**Written instruction:** Write the data out again, exactly as given.

Records about charts and figures
☆ ☆ ☆ ☆ ☆

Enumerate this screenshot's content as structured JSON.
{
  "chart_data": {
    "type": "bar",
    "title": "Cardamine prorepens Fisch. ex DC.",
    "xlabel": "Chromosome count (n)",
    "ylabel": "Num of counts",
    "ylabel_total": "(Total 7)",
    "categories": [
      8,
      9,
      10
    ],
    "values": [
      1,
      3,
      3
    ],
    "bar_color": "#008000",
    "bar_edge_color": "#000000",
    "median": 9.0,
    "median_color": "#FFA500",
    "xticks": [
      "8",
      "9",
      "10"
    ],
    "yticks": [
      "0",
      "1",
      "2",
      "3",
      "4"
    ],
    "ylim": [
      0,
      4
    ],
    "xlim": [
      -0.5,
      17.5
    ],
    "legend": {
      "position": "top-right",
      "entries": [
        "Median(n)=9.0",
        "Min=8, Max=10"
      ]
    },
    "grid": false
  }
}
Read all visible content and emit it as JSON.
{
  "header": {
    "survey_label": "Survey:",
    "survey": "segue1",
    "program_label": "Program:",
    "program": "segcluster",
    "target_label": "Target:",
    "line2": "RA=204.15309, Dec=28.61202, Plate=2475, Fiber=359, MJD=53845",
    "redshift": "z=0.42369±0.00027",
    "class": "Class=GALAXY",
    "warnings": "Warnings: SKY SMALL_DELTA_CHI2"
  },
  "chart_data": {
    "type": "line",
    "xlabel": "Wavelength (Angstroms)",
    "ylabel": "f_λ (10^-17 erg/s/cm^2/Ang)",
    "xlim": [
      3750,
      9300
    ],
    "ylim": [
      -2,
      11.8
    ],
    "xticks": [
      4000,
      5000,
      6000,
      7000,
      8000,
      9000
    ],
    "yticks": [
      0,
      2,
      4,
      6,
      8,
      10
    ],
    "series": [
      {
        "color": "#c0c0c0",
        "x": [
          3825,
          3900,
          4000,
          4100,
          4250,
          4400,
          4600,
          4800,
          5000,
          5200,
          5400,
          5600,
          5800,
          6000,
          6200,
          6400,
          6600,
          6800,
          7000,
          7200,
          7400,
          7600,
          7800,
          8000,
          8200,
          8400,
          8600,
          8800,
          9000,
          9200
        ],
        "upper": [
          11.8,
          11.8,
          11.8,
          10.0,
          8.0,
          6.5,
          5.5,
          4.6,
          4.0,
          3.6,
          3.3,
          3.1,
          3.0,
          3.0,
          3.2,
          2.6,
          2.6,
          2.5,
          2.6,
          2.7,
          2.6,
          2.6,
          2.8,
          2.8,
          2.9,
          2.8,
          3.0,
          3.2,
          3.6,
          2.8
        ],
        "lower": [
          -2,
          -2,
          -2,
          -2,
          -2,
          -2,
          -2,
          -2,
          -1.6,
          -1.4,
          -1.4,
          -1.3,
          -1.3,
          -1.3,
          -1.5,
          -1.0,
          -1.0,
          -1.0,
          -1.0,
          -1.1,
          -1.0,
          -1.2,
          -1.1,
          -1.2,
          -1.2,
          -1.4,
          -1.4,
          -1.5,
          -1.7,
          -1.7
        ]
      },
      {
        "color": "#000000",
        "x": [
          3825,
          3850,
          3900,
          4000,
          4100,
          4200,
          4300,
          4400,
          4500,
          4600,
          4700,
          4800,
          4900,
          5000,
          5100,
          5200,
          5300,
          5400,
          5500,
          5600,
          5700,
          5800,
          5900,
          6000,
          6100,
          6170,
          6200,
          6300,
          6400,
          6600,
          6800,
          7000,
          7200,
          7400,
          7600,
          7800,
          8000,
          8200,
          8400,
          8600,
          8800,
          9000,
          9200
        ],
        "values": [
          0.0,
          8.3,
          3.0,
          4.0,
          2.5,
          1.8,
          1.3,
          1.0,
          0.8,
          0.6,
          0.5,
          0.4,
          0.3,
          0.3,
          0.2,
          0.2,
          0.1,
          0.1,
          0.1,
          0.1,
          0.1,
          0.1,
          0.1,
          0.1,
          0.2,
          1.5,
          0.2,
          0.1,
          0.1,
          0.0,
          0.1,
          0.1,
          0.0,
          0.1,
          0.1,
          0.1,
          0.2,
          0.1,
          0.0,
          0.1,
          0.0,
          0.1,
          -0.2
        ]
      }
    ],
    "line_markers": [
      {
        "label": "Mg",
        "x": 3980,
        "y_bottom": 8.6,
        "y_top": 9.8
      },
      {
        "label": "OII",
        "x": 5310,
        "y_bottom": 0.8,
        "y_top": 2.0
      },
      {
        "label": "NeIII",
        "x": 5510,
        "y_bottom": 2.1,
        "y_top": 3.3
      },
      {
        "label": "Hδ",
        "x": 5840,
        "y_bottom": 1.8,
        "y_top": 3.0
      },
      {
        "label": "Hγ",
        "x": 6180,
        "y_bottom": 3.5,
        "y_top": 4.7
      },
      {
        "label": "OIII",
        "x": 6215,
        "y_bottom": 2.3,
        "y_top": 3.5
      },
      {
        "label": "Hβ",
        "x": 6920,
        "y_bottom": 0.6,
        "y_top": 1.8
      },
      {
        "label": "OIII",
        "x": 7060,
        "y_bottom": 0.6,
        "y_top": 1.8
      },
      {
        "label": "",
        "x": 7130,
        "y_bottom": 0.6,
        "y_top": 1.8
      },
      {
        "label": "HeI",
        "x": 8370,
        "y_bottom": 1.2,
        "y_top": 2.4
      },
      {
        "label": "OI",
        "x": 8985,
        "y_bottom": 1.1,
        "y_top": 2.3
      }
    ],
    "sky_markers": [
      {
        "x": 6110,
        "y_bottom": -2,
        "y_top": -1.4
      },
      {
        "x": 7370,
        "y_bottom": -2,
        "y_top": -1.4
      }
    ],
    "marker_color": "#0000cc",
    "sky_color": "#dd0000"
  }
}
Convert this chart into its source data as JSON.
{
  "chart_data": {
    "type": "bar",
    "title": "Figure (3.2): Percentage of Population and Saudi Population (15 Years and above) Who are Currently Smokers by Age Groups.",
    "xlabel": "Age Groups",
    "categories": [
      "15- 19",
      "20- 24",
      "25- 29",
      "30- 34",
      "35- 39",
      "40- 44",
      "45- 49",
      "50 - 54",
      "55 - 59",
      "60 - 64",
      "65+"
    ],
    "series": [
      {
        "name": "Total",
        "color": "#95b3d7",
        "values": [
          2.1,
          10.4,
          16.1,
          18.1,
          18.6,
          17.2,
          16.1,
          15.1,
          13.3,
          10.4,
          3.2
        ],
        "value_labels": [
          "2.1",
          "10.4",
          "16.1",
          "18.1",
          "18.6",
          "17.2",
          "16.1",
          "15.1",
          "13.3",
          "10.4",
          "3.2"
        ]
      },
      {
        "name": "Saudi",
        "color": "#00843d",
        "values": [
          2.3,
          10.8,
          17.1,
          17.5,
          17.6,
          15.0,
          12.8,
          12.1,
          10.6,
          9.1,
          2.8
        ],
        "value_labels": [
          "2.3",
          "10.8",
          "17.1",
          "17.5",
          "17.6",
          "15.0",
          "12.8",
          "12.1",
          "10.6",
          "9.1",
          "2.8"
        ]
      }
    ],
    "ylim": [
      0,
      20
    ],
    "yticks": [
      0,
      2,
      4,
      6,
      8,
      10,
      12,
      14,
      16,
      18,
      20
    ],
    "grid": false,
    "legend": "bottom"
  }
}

☆ ☆ ☆ ☆ ☆

**Complete response:**
Enumerate this screenshot's content as structured JSON.
{
  "chart_data": {
    "type": "bar",
    "title": "Cardamine prorepens Fisch. ex DC.",
    "xlabel": "Chromosome count (n)",
    "ylabel": "Num of counts",
    "ylabel_total": "(Total 7)",
    "categories": [
      8,
      9,
      10
    ],
    "values": [
      1,
      3,
      3
    ],
    "bar_color": "#008000",
    "bar_edge_color": "#000000",
    "median": 9.0,
    "median_color": "#FFA500",
    "xticks": [
      "8",
      "9",
      "10"
    ],
    "yticks": [
      "0",
      "1",
      "2",
      "3",
      "4"
    ],
    "ylim": [
      0,
      4
    ],
    "xlim": [
      -0.5,
      17.5
    ],
    "legend": {
      "position": "top-right",
      "entries": [
        "Median(n)=9.0",
        "Min=8, Max=10"
      ]
    },
    "grid": false
  }
}
Read all visible content and emit it as JSON.
{
  "header": {
    "survey_label": "Survey:",
    "survey": "segue1",
    "program_label": "Program:",
    "program": "segcluster",
    "target_label": "Target:",
    "line2": "RA=204.15309, Dec=28.61202, Plate=2475, Fiber=359, MJD=53845",
    "redshift": "z=0.42369±0.00027",
    "class": "Class=GALAXY",
    "warnings": "Warnings: SKY SMALL_DELTA_CHI2"
  },
  "chart_data": {
    "type": "line",
    "xlabel": "Wavelength (Angstroms)",
    "ylabel": "f_λ (10^-17 erg/s/cm^2/Ang)",
    "xlim": [
      3750,
      9300
    ],
    "ylim": [
      -2,
      11.8
    ],
    "xticks": [
      4000,
      5000,
      6000,
      7000,
      8000,
      9000
    ],
    "yticks": [
      0,
      2,
      4,
      6,
      8,
      10
    ],
    "series": [
      {
        "color": "#c0c0c0",
        "x": [
          3825,
          3900,
          4000,
          4100,
          4250,
          4400,
          4600,
          4800,
          5000,
          5200,
          5400,
          5600,
          5800,
          6000,
          6200,
          6400,
          6600,
          6800,
          7000,
          7200,
          7400,
          7600,
          7800,
          8000,
          8200,
          8400,
          8600,
          8800,
          9000,
          9200
        ],
        "upper": [
          11.8,
          11.8,
          11.8,
          10.0,
          8.0,
          6.5,
          5.5,
          4.6,
          4.0,
          3.6,
          3.3,
          3.1,
          3.0,
          3.0,
          3.2,
          2.6,
          2.6,
          2.5,
          2.6,
          2.7,
          2.6,
          2.6,
          2.8,
          2.8,
          2.9,
          2.8,
          3.0,
          3.2,
          3.6,
          2.8
        ],
        "lower": [
          -2,
          -2,
          -2,
          -2,
          -2,
          -2,
          -2,
          -2,
          -1.6,
          -1.4,
          -1.4,
          -1.3,
          -1.3,
          -1.3,
          -1.5,
          -1.0,
          -1.0,
          -1.0,
          -1.0,
          -1.1,
          -1.0,
          -1.2,
          -1.1,
          -1.2,
          -1.2,
          -1.4,
          -1.4,
          -1.5,
          -1.7,
          -1.7
        ]
      },
      {
        "color": "#000000",
        "x": [
          3825,
          3850,
          3900,
          4000,
          4100,
          4200,
          4300,
          4400,
          4500,
          4600,
          4700,
          4800,
          4900,
          5000,
          5100,
          5200,
          5300,
          5400,
          5500,
          5600,
          5700,
          5800,
          5900,
          6000,
          6100,
          6170,
          6200,
          6300,
          6400,
          6600,
          6800,
          7000,
          7200,
          7400,
          7600,
          7800,
          8000,
          8200,
          8400,
          8600,
          8800,
          9000,
          9200
        ],
        "values": [
          0.0,
          8.3,
          3.0,
          4.0,
          2.5,
          1.8,
          1.3,
          1.0,
          0.8,
          0.6,
          0.5,
          0.4,
          0.3,
          0.3,
          0.2,
          0.2,
          0.1,
          0.1,
          0.1,
          0.1,
          0.1,
          0.1,
          0.1,
          0.1,
          0.2,
          1.5,
          0.2,
          0.1,
          0.1,
          0.0,
          0.1,
          0.1,
          0.0,
          0.1,
          0.1,
          0.1,
          0.2,
          0.1,
          0.0,
          0.1,
          0.0,
          0.1,
          -0.2
        ]
      }
    ],
    "line_markers": [
      {
        "label": "Mg",
        "x": 3980,
        "y_bottom": 8.6,
        "y_top": 9.8
      },
      {
        "label": "OII",
        "x": 5310,
        "y_bottom": 0.8,
        "y_top": 2.0
      },
      {
        "label": "NeIII",
        "x": 5510,
        "y_bottom": 2.1,
        "y_top": 3.3
      },
      {
        "label": "Hδ",
        "x": 5840,
        "y_bottom": 1.8,
        "y_top": 3.0
      },
      {
        "label": "Hγ",
        "x": 6180,
        "y_bottom": 3.5,
        "y_top": 4.7
      },
      {
        "label": "OIII",
        "x": 6215,
        "y_bottom": 2.3,
        "y_top": 3.5
      },
      {
        "label": "Hβ",
        "x": 6920,
        "y_bottom": 0.6,
        "y_top": 1.8
      },
      {
        "label": "OIII",
        "x": 7060,
        "y_bottom": 0.6,
        "y_top": 1.8
      },
      {
        "label": "",
        "x": 7130,
        "y_bottom": 0.6,
        "y_top": 1.8
      },
      {
        "label": "HeI",
        "x": 8370,
        "y_bottom": 1.2,
        "y_top": 2.4
      },
      {
        "label": "OI",
        "x": 8985,
        "y_bottom": 1.1,
        "y_top": 2.3
      }
    ],
    "sky_markers": [
      {
        "x": 6110,
        "y_bottom": -2,
        "y_top": -1.4
      },
      {
        "x": 7370,
        "y_bottom": -2,
        "y_top": -1.4
      }
    ],
    "marker_color": "#0000cc",
    "sky_color": "#dd0000"
  }
}
Convert this chart into its source data as JSON.
{
  "chart_data": {
    "type": "bar",
    "title": "Figure (3.2): Percentage of Population and Saudi Population (15 Years and above) Who are Currently Smokers by Age Groups.",
    "xlabel": "Age Groups",
    "categories": [
      "15- 19",
      "20- 24",
      "25- 29",
      "30- 34",
      "35- 39",
      "40- 44",
      "45- 49",
      "50 - 54",
      "55 - 59",
      "60 - 64",
      "65+"
    ],
    "series": [
      {
        "name": "Total",
        "color": "#95b3d7",
        "values": [
          2.1,
          10.4,
          16.1,
          18.1,
          18.6,
          17.2,
          16.1,
          15.1,
          13.3,
          10.4,
          3.2
        ],
        "value_labels": [
          "2.1",
          "10.4",
          "16.1",
          "18.1",
          "18.6",
          "17.2",
          "16.1",
          "15.1",
          "13.3",
          "10.4",
          "3.2"
        ]
      },
      {
        "name": "Saudi",
        "color": "#00843d",
        "values": [
          2.3,
          10.8,
          17.1,
          17.5,
          17.6,
          15.0,
          12.8,
          12.1,
          10.6,
          9.1,
          2.8
        ],
        "value_labels": [
          "2.3",
          "10.8",
          "17.1",
          "17.5",
          "17.6",
          "15.0",
          "12.8",
          "12.1",
          "10.6",
          "9.1",
          "2.8"
        ]
      }
    ],
    "ylim": [
      0,
      20
    ],
    "yticks": [
      0,
      2,
      4,
      6,
      8,
      10,
      12,
      14,
      16,
      18,
      20
    ],
    "grid": false,
    "legend": "bottom"
  }
}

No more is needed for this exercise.